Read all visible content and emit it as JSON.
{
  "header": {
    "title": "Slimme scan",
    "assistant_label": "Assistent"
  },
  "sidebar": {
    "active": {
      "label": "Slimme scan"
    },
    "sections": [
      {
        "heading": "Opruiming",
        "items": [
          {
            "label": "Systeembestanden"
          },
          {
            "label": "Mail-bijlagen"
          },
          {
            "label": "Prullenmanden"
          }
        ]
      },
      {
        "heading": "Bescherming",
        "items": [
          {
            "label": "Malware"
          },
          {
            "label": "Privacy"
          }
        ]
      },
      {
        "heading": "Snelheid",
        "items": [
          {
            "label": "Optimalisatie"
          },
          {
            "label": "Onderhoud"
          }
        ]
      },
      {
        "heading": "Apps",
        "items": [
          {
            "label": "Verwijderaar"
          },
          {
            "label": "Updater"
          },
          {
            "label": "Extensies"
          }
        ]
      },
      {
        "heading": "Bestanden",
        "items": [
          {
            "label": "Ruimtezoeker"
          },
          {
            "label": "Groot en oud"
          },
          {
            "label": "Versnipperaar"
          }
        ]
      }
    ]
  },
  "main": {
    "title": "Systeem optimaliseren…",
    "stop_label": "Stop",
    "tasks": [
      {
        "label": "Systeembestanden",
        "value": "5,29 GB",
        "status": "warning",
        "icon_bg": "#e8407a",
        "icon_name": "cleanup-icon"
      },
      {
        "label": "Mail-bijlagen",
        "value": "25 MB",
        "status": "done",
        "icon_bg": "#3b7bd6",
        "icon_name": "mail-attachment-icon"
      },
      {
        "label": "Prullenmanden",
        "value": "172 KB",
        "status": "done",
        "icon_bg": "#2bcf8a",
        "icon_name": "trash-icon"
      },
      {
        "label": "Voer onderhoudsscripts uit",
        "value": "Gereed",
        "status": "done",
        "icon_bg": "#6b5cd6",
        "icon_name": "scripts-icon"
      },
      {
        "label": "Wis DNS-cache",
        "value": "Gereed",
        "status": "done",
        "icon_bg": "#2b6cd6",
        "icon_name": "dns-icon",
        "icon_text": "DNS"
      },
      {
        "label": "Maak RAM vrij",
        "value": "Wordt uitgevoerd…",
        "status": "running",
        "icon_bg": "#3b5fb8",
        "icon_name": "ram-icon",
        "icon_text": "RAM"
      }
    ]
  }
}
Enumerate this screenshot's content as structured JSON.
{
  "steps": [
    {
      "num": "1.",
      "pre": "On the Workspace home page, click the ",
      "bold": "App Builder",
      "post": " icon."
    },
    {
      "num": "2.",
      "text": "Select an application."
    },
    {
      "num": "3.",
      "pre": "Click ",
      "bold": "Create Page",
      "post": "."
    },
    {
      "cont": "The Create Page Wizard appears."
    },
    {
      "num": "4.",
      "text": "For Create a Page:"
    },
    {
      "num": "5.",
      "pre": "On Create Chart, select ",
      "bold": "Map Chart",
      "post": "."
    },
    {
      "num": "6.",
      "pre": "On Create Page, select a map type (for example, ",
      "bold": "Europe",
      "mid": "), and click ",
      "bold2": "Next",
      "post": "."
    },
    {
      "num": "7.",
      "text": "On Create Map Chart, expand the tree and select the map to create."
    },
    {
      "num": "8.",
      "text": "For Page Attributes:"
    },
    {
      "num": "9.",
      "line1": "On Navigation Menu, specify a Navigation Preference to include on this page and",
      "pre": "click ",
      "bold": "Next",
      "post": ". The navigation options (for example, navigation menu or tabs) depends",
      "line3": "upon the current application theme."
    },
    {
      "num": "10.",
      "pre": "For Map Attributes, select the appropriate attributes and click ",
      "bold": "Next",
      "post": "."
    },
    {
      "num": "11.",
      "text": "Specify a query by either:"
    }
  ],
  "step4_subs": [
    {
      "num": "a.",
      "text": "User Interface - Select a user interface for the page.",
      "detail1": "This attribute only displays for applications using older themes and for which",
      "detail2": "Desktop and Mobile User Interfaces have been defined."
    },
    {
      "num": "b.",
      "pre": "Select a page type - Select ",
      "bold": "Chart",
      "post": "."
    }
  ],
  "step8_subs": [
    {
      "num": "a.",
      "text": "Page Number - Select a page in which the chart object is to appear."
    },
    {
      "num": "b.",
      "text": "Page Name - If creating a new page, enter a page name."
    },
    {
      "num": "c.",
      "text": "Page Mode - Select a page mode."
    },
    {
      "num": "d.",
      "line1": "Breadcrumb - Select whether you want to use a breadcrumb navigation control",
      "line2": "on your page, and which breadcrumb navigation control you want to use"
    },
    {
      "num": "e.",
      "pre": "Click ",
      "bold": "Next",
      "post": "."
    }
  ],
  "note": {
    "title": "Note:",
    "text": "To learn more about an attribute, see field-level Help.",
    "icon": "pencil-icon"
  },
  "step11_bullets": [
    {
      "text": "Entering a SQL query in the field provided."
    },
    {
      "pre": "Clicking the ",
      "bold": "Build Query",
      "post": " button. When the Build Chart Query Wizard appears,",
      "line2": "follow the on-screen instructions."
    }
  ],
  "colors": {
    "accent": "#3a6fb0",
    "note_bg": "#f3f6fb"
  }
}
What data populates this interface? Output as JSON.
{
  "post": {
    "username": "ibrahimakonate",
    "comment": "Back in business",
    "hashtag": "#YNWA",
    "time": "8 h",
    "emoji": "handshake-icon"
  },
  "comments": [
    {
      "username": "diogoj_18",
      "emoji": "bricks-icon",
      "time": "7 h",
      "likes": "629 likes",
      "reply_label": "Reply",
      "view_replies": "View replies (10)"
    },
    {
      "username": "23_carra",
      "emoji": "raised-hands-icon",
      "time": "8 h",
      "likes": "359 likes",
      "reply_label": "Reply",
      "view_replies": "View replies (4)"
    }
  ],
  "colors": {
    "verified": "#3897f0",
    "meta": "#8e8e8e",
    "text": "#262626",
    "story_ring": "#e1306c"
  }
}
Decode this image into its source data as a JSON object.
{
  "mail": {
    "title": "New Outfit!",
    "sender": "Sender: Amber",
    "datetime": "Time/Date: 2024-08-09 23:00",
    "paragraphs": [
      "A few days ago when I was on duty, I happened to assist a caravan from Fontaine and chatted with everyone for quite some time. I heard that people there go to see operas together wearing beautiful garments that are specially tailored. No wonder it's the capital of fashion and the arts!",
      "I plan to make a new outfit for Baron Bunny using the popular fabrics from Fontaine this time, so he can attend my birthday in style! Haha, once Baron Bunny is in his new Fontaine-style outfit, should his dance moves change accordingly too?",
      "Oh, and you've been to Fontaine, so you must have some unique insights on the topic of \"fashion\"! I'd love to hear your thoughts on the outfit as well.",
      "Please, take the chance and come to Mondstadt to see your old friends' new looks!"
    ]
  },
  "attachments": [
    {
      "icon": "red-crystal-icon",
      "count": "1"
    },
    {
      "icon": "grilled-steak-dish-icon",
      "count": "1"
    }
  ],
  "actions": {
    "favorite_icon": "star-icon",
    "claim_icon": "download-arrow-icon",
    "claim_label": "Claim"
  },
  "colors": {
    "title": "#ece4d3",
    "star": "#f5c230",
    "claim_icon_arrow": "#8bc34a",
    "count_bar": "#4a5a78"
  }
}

## What you are asked to do
Every line in the data above that contains "object" needs to be copied.

## Answer below
      "text": "Page Number - Select a page in which the chart object is to appear."
Decode this image into its source data as a JSON object.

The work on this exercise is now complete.